| Records for the task |
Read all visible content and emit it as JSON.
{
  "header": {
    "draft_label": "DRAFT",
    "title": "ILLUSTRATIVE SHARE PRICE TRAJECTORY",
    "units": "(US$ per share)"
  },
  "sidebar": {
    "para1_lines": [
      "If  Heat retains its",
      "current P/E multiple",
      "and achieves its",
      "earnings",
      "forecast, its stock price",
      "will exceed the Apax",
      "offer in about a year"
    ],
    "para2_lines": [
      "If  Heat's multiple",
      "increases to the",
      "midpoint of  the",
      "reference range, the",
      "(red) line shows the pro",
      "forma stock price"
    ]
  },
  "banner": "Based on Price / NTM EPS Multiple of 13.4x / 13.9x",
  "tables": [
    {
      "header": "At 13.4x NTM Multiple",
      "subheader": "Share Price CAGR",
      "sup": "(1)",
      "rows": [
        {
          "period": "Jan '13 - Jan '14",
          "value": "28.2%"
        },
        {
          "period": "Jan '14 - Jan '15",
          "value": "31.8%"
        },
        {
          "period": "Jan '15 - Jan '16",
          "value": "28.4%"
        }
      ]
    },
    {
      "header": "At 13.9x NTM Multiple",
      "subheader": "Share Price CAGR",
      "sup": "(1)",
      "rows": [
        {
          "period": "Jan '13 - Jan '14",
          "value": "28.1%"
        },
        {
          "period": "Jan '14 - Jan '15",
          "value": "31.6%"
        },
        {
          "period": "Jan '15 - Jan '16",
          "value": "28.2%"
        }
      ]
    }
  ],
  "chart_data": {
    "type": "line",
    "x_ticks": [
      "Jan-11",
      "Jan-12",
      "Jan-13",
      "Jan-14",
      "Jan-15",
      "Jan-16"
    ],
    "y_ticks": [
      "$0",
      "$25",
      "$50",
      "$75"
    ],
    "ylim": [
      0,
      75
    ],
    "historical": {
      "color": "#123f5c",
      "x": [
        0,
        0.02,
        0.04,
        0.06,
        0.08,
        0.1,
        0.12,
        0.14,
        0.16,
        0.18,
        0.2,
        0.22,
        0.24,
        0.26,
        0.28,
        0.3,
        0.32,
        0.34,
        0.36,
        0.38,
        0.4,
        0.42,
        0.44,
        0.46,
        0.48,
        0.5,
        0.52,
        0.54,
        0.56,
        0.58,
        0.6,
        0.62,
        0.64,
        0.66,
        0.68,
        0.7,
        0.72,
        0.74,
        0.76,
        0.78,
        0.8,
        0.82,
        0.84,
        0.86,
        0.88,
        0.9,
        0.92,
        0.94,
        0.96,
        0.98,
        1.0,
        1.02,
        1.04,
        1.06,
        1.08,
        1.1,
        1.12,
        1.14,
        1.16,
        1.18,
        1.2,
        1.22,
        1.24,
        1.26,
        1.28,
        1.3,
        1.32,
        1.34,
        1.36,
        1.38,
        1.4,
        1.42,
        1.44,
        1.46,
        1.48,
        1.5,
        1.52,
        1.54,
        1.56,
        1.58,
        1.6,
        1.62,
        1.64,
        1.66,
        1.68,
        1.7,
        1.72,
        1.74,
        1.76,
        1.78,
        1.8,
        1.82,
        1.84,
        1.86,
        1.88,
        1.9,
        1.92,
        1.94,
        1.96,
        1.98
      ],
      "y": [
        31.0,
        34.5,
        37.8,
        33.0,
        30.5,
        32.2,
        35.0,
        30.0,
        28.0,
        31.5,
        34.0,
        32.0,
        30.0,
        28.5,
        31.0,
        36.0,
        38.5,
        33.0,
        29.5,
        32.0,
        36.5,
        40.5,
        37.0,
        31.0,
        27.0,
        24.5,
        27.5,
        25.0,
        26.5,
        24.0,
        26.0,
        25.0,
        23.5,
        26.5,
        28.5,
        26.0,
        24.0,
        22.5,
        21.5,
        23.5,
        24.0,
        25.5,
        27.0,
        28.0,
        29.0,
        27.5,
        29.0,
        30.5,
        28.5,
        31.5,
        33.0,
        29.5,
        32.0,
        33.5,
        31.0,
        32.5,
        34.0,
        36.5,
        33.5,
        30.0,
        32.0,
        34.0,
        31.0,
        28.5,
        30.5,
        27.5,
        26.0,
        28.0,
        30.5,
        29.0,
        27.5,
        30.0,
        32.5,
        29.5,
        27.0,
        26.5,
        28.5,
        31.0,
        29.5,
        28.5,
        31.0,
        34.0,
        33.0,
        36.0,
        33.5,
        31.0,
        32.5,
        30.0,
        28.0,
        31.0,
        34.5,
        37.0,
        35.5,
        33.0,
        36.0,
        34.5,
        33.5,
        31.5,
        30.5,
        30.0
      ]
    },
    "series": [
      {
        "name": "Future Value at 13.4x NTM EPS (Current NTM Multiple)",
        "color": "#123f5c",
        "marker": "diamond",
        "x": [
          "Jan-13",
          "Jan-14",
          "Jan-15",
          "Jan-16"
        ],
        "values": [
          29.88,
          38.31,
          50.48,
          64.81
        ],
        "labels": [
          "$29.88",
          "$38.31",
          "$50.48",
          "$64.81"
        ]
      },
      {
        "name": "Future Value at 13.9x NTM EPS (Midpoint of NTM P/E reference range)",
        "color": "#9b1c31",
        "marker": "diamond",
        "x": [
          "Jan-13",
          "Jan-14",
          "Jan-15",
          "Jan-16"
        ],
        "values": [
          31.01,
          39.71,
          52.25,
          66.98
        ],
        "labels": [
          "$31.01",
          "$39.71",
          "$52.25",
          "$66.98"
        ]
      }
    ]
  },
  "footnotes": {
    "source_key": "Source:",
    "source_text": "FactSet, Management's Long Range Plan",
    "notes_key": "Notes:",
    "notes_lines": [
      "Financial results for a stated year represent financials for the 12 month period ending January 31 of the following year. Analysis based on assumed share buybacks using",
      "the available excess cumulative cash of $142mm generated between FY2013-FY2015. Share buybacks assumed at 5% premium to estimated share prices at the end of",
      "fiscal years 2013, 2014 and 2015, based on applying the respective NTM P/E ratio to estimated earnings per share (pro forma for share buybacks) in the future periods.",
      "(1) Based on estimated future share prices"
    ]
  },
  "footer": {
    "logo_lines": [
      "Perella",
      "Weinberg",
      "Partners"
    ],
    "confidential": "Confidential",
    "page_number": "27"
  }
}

| What needs to be done |
Work out how many lines of the data hold the string "Heat". Reply with that number alone.

| Result |
2